== JOB ==
Using the records below, report how many lines hold "height", with no extra text.

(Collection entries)
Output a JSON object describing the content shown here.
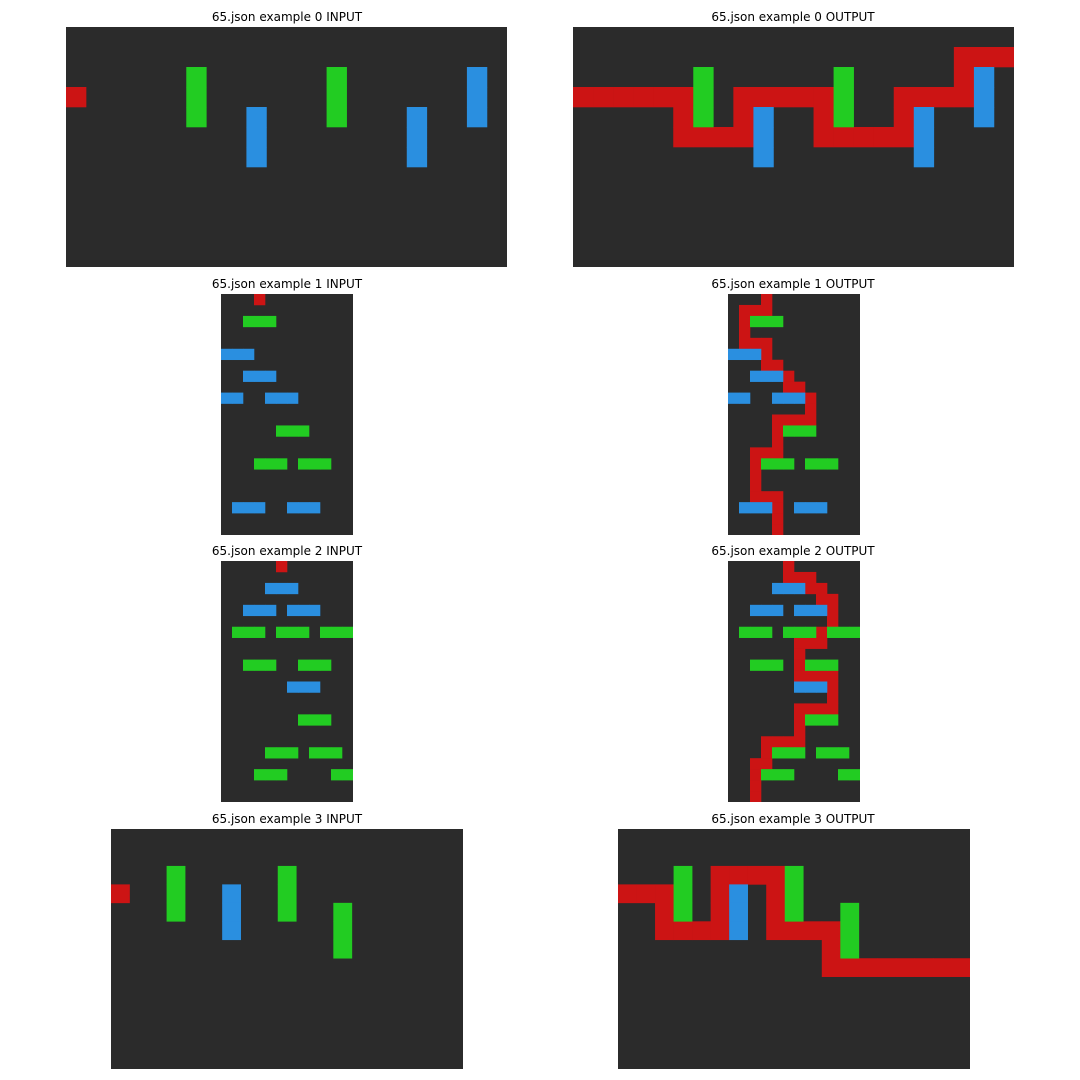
{
  "colors": {
    "background": "#2b2b2b",
    "red": "#cc1414",
    "green": "#22cc22",
    "blue": "#2a8fe0"
  },
  "examples": [
    {
      "input_title": "65.json example 0 INPUT",
      "output_title": "65.json example 0 OUTPUT",
      "width": 22,
      "height": 12,
      "input": {
        "red": [
          [
            3,
            0
          ]
        ],
        "green": [
          [
            2,
            6
          ],
          [
            3,
            6
          ],
          [
            4,
            6
          ],
          [
            2,
            13
          ],
          [
            3,
            13
          ],
          [
            4,
            13
          ]
        ],
        "blue": [
          [
            2,
            20
          ],
          [
            3,
            20
          ],
          [
            4,
            20
          ],
          [
            4,
            9
          ],
          [
            5,
            9
          ],
          [
            6,
            9
          ],
          [
            4,
            17
          ],
          [
            5,
            17
          ],
          [
            6,
            17
          ]
        ]
      },
      "output": {
        "red": [
          [
            3,
            0
          ],
          [
            3,
            1
          ],
          [
            3,
            2
          ],
          [
            3,
            3
          ],
          [
            3,
            4
          ],
          [
            3,
            5
          ],
          [
            4,
            5
          ],
          [
            5,
            5
          ],
          [
            5,
            6
          ],
          [
            5,
            7
          ],
          [
            5,
            8
          ],
          [
            4,
            8
          ],
          [
            3,
            8
          ],
          [
            3,
            9
          ],
          [
            3,
            10
          ],
          [
            3,
            11
          ],
          [
            3,
            12
          ],
          [
            4,
            12
          ],
          [
            5,
            12
          ],
          [
            5,
            13
          ],
          [
            5,
            14
          ],
          [
            5,
            15
          ],
          [
            5,
            16
          ],
          [
            4,
            16
          ],
          [
            3,
            16
          ],
          [
            3,
            17
          ],
          [
            3,
            18
          ],
          [
            3,
            19
          ],
          [
            2,
            19
          ],
          [
            1,
            19
          ],
          [
            1,
            20
          ],
          [
            1,
            21
          ]
        ],
        "green": [
          [
            2,
            6
          ],
          [
            3,
            6
          ],
          [
            4,
            6
          ],
          [
            2,
            13
          ],
          [
            3,
            13
          ],
          [
            4,
            13
          ]
        ],
        "blue": [
          [
            2,
            20
          ],
          [
            3,
            20
          ],
          [
            4,
            20
          ],
          [
            4,
            9
          ],
          [
            5,
            9
          ],
          [
            6,
            9
          ],
          [
            4,
            17
          ],
          [
            5,
            17
          ],
          [
            6,
            17
          ]
        ]
      }
    },
    {
      "input_title": "65.json example 1 INPUT",
      "output_title": "65.json example 1 OUTPUT",
      "width": 12,
      "height": 22,
      "input": {
        "red": [
          [
            0,
            3
          ]
        ],
        "green": [
          [
            2,
            2
          ],
          [
            2,
            3
          ],
          [
            2,
            4
          ],
          [
            12,
            5
          ],
          [
            12,
            6
          ],
          [
            12,
            7
          ],
          [
            15,
            3
          ],
          [
            15,
            4
          ],
          [
            15,
            5
          ],
          [
            15,
            7
          ],
          [
            15,
            8
          ],
          [
            15,
            9
          ]
        ],
        "blue": [
          [
            5,
            0
          ],
          [
            5,
            1
          ],
          [
            5,
            2
          ],
          [
            7,
            2
          ],
          [
            7,
            3
          ],
          [
            7,
            4
          ],
          [
            9,
            0
          ],
          [
            9,
            1
          ],
          [
            9,
            4
          ],
          [
            9,
            5
          ],
          [
            9,
            6
          ],
          [
            19,
            1
          ],
          [
            19,
            2
          ],
          [
            19,
            3
          ],
          [
            19,
            6
          ],
          [
            19,
            7
          ],
          [
            19,
            8
          ]
        ]
      },
      "output": {
        "red": [
          [
            0,
            3
          ],
          [
            1,
            1
          ],
          [
            1,
            2
          ],
          [
            1,
            3
          ],
          [
            2,
            1
          ],
          [
            3,
            1
          ],
          [
            4,
            1
          ],
          [
            4,
            2
          ],
          [
            4,
            3
          ],
          [
            5,
            3
          ],
          [
            6,
            3
          ],
          [
            6,
            4
          ],
          [
            7,
            5
          ],
          [
            8,
            5
          ],
          [
            8,
            6
          ],
          [
            9,
            7
          ],
          [
            10,
            7
          ],
          [
            11,
            4
          ],
          [
            11,
            5
          ],
          [
            11,
            6
          ],
          [
            11,
            7
          ],
          [
            12,
            4
          ],
          [
            13,
            4
          ],
          [
            14,
            2
          ],
          [
            14,
            3
          ],
          [
            14,
            4
          ],
          [
            15,
            2
          ],
          [
            16,
            2
          ],
          [
            17,
            2
          ],
          [
            18,
            2
          ],
          [
            18,
            3
          ],
          [
            18,
            4
          ],
          [
            19,
            4
          ],
          [
            20,
            4
          ],
          [
            21,
            4
          ]
        ],
        "green": [
          [
            2,
            2
          ],
          [
            2,
            3
          ],
          [
            2,
            4
          ],
          [
            12,
            5
          ],
          [
            12,
            6
          ],
          [
            12,
            7
          ],
          [
            15,
            3
          ],
          [
            15,
            4
          ],
          [
            15,
            5
          ],
          [
            15,
            7
          ],
          [
            15,
            8
          ],
          [
            15,
            9
          ]
        ],
        "blue": [
          [
            5,
            0
          ],
          [
            5,
            1
          ],
          [
            5,
            2
          ],
          [
            7,
            2
          ],
          [
            7,
            3
          ],
          [
            7,
            4
          ],
          [
            9,
            0
          ],
          [
            9,
            1
          ],
          [
            9,
            4
          ],
          [
            9,
            5
          ],
          [
            9,
            6
          ],
          [
            19,
            1
          ],
          [
            19,
            2
          ],
          [
            19,
            3
          ],
          [
            19,
            6
          ],
          [
            19,
            7
          ],
          [
            19,
            8
          ]
        ]
      }
    },
    {
      "input_title": "65.json example 2 INPUT",
      "output_title": "65.json example 2 OUTPUT",
      "width": 12,
      "height": 22,
      "input": {
        "red": [
          [
            0,
            5
          ]
        ],
        "green": [
          [
            6,
            1
          ],
          [
            6,
            2
          ],
          [
            6,
            3
          ],
          [
            6,
            5
          ],
          [
            6,
            6
          ],
          [
            6,
            7
          ],
          [
            6,
            9
          ],
          [
            6,
            10
          ],
          [
            6,
            11
          ],
          [
            9,
            2
          ],
          [
            9,
            3
          ],
          [
            9,
            4
          ],
          [
            9,
            7
          ],
          [
            9,
            8
          ],
          [
            9,
            9
          ],
          [
            14,
            7
          ],
          [
            14,
            8
          ],
          [
            14,
            9
          ],
          [
            17,
            4
          ],
          [
            17,
            5
          ],
          [
            17,
            6
          ],
          [
            17,
            8
          ],
          [
            17,
            9
          ],
          [
            17,
            10
          ],
          [
            19,
            3
          ],
          [
            19,
            4
          ],
          [
            19,
            5
          ],
          [
            19,
            10
          ],
          [
            19,
            11
          ]
        ],
        "blue": [
          [
            2,
            4
          ],
          [
            2,
            5
          ],
          [
            2,
            6
          ],
          [
            4,
            2
          ],
          [
            4,
            3
          ],
          [
            4,
            4
          ],
          [
            4,
            6
          ],
          [
            4,
            7
          ],
          [
            4,
            8
          ],
          [
            11,
            6
          ],
          [
            11,
            7
          ],
          [
            11,
            8
          ]
        ]
      },
      "output": {
        "red": [
          [
            0,
            5
          ],
          [
            1,
            5
          ],
          [
            1,
            6
          ],
          [
            1,
            7
          ],
          [
            2,
            7
          ],
          [
            2,
            8
          ],
          [
            3,
            8
          ],
          [
            3,
            9
          ],
          [
            4,
            9
          ],
          [
            5,
            9
          ],
          [
            6,
            8
          ],
          [
            7,
            6
          ],
          [
            7,
            7
          ],
          [
            7,
            8
          ],
          [
            8,
            6
          ],
          [
            9,
            6
          ],
          [
            10,
            6
          ],
          [
            10,
            7
          ],
          [
            10,
            8
          ],
          [
            10,
            9
          ],
          [
            11,
            9
          ],
          [
            12,
            9
          ],
          [
            13,
            6
          ],
          [
            13,
            7
          ],
          [
            13,
            8
          ],
          [
            13,
            9
          ],
          [
            14,
            6
          ],
          [
            15,
            6
          ],
          [
            16,
            3
          ],
          [
            16,
            4
          ],
          [
            16,
            5
          ],
          [
            16,
            6
          ],
          [
            17,
            3
          ],
          [
            18,
            2
          ],
          [
            18,
            3
          ],
          [
            19,
            2
          ],
          [
            20,
            2
          ],
          [
            21,
            2
          ]
        ],
        "green": [
          [
            6,
            1
          ],
          [
            6,
            2
          ],
          [
            6,
            3
          ],
          [
            6,
            5
          ],
          [
            6,
            6
          ],
          [
            6,
            7
          ],
          [
            6,
            9
          ],
          [
            6,
            10
          ],
          [
            6,
            11
          ],
          [
            9,
            2
          ],
          [
            9,
            3
          ],
          [
            9,
            4
          ],
          [
            9,
            7
          ],
          [
            9,
            8
          ],
          [
            9,
            9
          ],
          [
            14,
            7
          ],
          [
            14,
            8
          ],
          [
            14,
            9
          ],
          [
            17,
            4
          ],
          [
            17,
            5
          ],
          [
            17,
            6
          ],
          [
            17,
            8
          ],
          [
            17,
            9
          ],
          [
            17,
            10
          ],
          [
            19,
            3
          ],
          [
            19,
            4
          ],
          [
            19,
            5
          ],
          [
            19,
            10
          ],
          [
            19,
            11
          ]
        ],
        "blue": [
          [
            2,
            4
          ],
          [
            2,
            5
          ],
          [
            2,
            6
          ],
          [
            4,
            2
          ],
          [
            4,
            3
          ],
          [
            4,
            4
          ],
          [
            4,
            6
          ],
          [
            4,
            7
          ],
          [
            4,
            8
          ],
          [
            11,
            6
          ],
          [
            11,
            7
          ],
          [
            11,
            8
          ]
        ]
      }
    },
    {
      "input_title": "65.json example 3 INPUT",
      "output_title": "65.json example 3 OUTPUT",
      "width": 19,
      "height": 13,
      "input": {
        "red": [
          [
            3,
            0
          ]
        ],
        "green": [
          [
            2,
            3
          ],
          [
            3,
            3
          ],
          [
            4,
            3
          ],
          [
            2,
            9
          ],
          [
            3,
            9
          ],
          [
            4,
            9
          ],
          [
            4,
            12
          ],
          [
            5,
            12
          ],
          [
            6,
            12
          ]
        ],
        "blue": [
          [
            3,
            6
          ],
          [
            4,
            6
          ],
          [
            5,
            6
          ]
        ]
      },
      "output": {
        "red": [
          [
            3,
            0
          ],
          [
            3,
            1
          ],
          [
            3,
            2
          ],
          [
            4,
            2
          ],
          [
            5,
            2
          ],
          [
            5,
            3
          ],
          [
            5,
            4
          ],
          [
            5,
            5
          ],
          [
            4,
            5
          ],
          [
            3,
            5
          ],
          [
            2,
            5
          ],
          [
            2,
            6
          ],
          [
            2,
            7
          ],
          [
            2,
            8
          ],
          [
            3,
            8
          ],
          [
            4,
            8
          ],
          [
            5,
            8
          ],
          [
            5,
            9
          ],
          [
            5,
            10
          ],
          [
            5,
            11
          ],
          [
            6,
            11
          ],
          [
            7,
            11
          ],
          [
            7,
            12
          ],
          [
            7,
            13
          ],
          [
            7,
            14
          ],
          [
            7,
            15
          ],
          [
            7,
            16
          ],
          [
            7,
            17
          ],
          [
            7,
            18
          ]
        ],
        "green": [
          [
            2,
            3
          ],
          [
            3,
            3
          ],
          [
            4,
            3
          ],
          [
            2,
            9
          ],
          [
            3,
            9
          ],
          [
            4,
            9
          ],
          [
            4,
            12
          ],
          [
            5,
            12
          ],
          [
            6,
            12
          ]
        ],
        "blue": [
          [
            3,
            6
          ],
          [
            4,
            6
          ],
          [
            5,
            6
          ]
        ]
      }
    }
  ]
}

== FINAL ANSWER ==
4